Aim ->
Your task is to print all of the data word for word.

● ● ●

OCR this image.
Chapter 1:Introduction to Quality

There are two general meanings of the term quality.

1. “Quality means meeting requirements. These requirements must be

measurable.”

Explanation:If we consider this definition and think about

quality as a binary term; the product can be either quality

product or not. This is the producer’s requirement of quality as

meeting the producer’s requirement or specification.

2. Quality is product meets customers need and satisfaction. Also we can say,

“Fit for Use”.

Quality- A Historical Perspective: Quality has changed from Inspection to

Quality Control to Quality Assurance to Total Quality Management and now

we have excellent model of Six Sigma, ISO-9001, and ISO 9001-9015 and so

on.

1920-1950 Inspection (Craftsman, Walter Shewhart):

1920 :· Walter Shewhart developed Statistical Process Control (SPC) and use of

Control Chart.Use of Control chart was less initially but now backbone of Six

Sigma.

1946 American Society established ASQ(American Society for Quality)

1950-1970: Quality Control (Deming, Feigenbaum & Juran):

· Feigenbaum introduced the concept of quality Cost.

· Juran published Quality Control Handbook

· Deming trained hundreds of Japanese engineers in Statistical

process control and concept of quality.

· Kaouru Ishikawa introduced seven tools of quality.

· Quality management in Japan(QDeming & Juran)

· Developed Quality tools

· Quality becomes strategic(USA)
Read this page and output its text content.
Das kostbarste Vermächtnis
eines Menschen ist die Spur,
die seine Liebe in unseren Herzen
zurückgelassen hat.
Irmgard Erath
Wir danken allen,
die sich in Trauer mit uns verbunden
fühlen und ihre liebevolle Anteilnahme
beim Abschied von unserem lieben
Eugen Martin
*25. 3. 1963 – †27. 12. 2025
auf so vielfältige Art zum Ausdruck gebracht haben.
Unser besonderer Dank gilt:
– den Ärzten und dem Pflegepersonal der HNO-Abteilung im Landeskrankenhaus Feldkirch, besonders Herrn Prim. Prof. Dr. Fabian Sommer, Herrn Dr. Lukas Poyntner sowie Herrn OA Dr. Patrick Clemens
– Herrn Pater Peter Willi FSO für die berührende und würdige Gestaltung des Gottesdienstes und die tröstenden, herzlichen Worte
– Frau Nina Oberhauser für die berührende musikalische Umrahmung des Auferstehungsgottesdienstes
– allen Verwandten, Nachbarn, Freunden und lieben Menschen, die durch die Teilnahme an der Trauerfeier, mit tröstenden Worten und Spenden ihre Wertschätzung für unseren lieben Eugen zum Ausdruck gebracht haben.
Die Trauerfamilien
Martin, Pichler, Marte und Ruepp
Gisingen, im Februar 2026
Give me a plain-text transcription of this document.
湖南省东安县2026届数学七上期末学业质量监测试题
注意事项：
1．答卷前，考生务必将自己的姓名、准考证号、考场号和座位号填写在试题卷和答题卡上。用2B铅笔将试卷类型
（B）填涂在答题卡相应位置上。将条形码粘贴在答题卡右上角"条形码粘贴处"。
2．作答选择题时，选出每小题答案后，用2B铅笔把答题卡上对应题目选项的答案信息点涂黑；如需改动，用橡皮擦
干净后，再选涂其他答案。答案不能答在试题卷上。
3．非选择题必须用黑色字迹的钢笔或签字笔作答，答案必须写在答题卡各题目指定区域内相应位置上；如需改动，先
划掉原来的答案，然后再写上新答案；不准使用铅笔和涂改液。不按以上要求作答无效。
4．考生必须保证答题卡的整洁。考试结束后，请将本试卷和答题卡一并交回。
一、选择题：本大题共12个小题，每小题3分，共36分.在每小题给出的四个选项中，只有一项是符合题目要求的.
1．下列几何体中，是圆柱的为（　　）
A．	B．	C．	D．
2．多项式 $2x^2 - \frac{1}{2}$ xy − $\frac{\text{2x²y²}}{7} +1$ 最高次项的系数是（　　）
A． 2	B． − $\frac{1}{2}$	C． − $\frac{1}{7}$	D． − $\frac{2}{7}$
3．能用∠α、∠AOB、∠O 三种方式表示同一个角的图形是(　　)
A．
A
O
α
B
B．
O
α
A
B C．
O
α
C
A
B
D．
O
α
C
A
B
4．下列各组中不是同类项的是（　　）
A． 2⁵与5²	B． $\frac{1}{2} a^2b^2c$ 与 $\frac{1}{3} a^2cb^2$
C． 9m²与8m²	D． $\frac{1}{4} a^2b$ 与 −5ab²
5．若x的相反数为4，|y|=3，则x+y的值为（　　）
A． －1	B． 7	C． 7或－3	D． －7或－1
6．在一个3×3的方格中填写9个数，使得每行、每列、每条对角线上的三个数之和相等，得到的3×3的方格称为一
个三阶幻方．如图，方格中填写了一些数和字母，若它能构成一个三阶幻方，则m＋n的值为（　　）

● ● ●

Response for this exercise ->
OCR this image.
Chapter 1:Introduction to Quality

There are two general meanings of the term quality.

1. “Quality means meeting requirements. These requirements must be

measurable.”

Explanation:If we consider this definition and think about

quality as a binary term; the product can be either quality

product or not. This is the producer’s requirement of quality as

meeting the producer’s requirement or specification.

2. Quality is product meets customers need and satisfaction. Also we can say,

“Fit for Use”.

Quality- A Historical Perspective: Quality has changed from Inspection to

Quality Control to Quality Assurance to Total Quality Management and now

we have excellent model of Six Sigma, ISO-9001, and ISO 9001-9015 and so

on.

1920-1950 Inspection (Craftsman, Walter Shewhart):

1920 :· Walter Shewhart developed Statistical Process Control (SPC) and use of

Control Chart.Use of Control chart was less initially but now backbone of Six

Sigma.

1946 American Society established ASQ(American Society for Quality)

1950-1970: Quality Control (Deming, Feigenbaum & Juran):

· Feigenbaum introduced the concept of quality Cost.

· Juran published Quality Control Handbook

· Deming trained hundreds of Japanese engineers in Statistical

process control and concept of quality.

· Kaouru Ishikawa introduced seven tools of quality.

· Quality management in Japan(QDeming & Juran)

· Developed Quality tools

· Quality becomes strategic(USA)
Read this page and output its text content.
Das kostbarste Vermächtnis
eines Menschen ist die Spur,
die seine Liebe in unseren Herzen
zurückgelassen hat.
Irmgard Erath
Wir danken allen,
die sich in Trauer mit uns verbunden
fühlen und ihre liebevolle Anteilnahme
beim Abschied von unserem lieben
Eugen Martin
*25. 3. 1963 – †27. 12. 2025
auf so vielfältige Art zum Ausdruck gebracht haben.
Unser besonderer Dank gilt:
– den Ärzten und dem Pflegepersonal der HNO-Abteilung im Landeskrankenhaus Feldkirch, besonders Herrn Prim. Prof. Dr. Fabian Sommer, Herrn Dr. Lukas Poyntner sowie Herrn OA Dr. Patrick Clemens
– Herrn Pater Peter Willi FSO für die berührende und würdige Gestaltung des Gottesdienstes und die tröstenden, herzlichen Worte
– Frau Nina Oberhauser für die berührende musikalische Umrahmung des Auferstehungsgottesdienstes
– allen Verwandten, Nachbarn, Freunden und lieben Menschen, die durch die Teilnahme an der Trauerfeier, mit tröstenden Worten und Spenden ihre Wertschätzung für unseren lieben Eugen zum Ausdruck gebracht haben.
Die Trauerfamilien
Martin, Pichler, Marte und Ruepp
Gisingen, im Februar 2026
Give me a plain-text transcription of this document.
湖南省东安县2026届数学七上期末学业质量监测试题
注意事项：
1．答卷前，考生务必将自己的姓名、准考证号、考场号和座位号填写在试题卷和答题卡上。用2B铅笔将试卷类型
（B）填涂在答题卡相应位置上。将条形码粘贴在答题卡右上角"条形码粘贴处"。
2．作答选择题时，选出每小题答案后，用2B铅笔把答题卡上对应题目选项的答案信息点涂黑；如需改动，用橡皮擦
干净后，再选涂其他答案。答案不能答在试题卷上。
3．非选择题必须用黑色字迹的钢笔或签字笔作答，答案必须写在答题卡各题目指定区域内相应位置上；如需改动，先
划掉原来的答案，然后再写上新答案；不准使用铅笔和涂改液。不按以上要求作答无效。
4．考生必须保证答题卡的整洁。考试结束后，请将本试卷和答题卡一并交回。
一、选择题：本大题共12个小题，每小题3分，共36分.在每小题给出的四个选项中，只有一项是符合题目要求的.
1．下列几何体中，是圆柱的为（　　）
A．	B．	C．	D．
2．多项式 $2x^2 - \frac{1}{2}$ xy − $\frac{\text{2x²y²}}{7} +1$ 最高次项的系数是（　　）
A． 2	B． − $\frac{1}{2}$	C． − $\frac{1}{7}$	D． − $\frac{2}{7}$
3．能用∠α、∠AOB、∠O 三种方式表示同一个角的图形是(　　)
A．
A
O
α
B
B．
O
α
A
B C．
O
α
C
A
B
D．
O
α
C
A
B
4．下列各组中不是同类项的是（　　）
A． 2⁵与5²	B． $\frac{1}{2} a^2b^2c$ 与 $\frac{1}{3} a^2cb^2$
C． 9m²与8m²	D． $\frac{1}{4} a^2b$ 与 −5ab²
5．若x的相反数为4，|y|=3，则x+y的值为（　　）
A． －1	B． 7	C． 7或－3	D． －7或－1
6．在一个3×3的方格中填写9个数，使得每行、每列、每条对角线上的三个数之和相等，得到的3×3的方格称为一
个三阶幻方．如图，方格中填写了一些数和字母，若它能构成一个三阶幻方，则m＋n的值为（　　）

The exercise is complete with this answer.